- **Records**
--

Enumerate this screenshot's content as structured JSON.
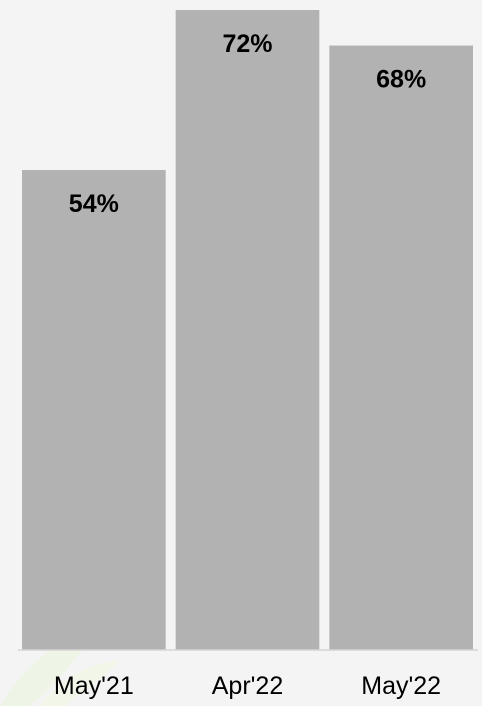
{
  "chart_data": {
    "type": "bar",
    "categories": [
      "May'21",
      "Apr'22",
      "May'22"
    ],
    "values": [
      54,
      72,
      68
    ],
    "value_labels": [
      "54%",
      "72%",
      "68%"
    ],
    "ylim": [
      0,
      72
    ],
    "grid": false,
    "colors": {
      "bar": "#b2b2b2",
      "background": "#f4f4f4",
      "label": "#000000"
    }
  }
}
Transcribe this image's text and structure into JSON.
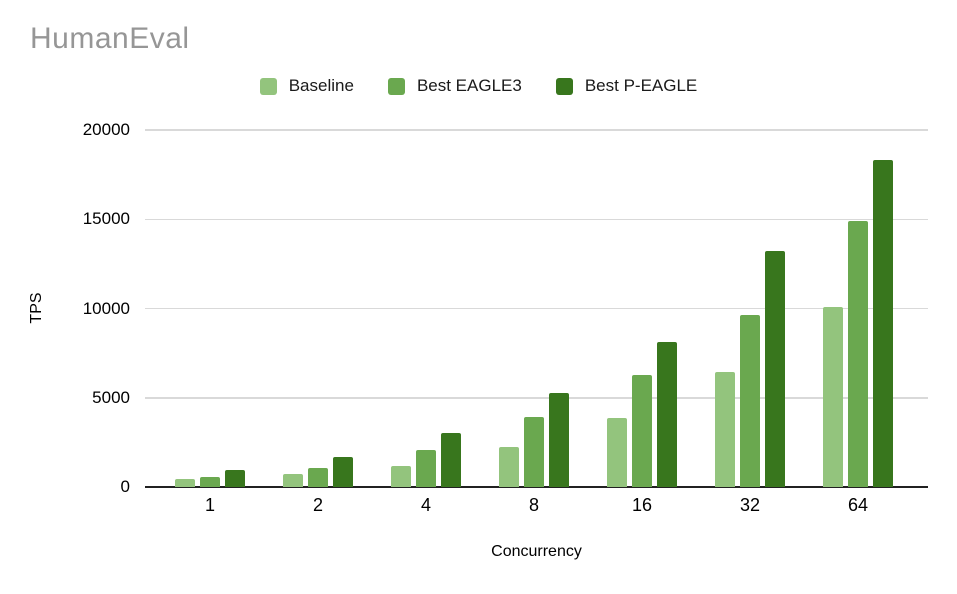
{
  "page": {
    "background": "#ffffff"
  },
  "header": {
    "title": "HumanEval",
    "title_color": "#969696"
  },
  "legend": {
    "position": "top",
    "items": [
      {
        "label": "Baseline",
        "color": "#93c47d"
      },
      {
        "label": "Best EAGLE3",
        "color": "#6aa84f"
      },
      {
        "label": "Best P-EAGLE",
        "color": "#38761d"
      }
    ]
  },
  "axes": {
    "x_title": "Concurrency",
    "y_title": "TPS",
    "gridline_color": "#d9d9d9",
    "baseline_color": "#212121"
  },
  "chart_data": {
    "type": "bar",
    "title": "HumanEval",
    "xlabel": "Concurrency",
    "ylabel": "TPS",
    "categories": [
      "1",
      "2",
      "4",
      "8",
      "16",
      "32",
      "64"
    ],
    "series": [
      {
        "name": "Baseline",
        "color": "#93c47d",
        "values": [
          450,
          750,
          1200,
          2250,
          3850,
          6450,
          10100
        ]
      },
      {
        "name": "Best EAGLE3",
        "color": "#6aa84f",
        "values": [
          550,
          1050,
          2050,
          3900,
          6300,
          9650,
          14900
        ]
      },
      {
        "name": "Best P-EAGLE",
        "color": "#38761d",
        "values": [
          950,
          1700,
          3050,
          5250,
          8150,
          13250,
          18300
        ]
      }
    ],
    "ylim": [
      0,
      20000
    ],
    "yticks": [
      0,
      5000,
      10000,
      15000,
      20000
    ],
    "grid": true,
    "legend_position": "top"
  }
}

--

- **Exercise goal**
Go through the entries above and copy every line containing "JSON".

- **Response**
Enumerate this screenshot's content as structured JSON.
Transcribe this image's text and structure into JSON.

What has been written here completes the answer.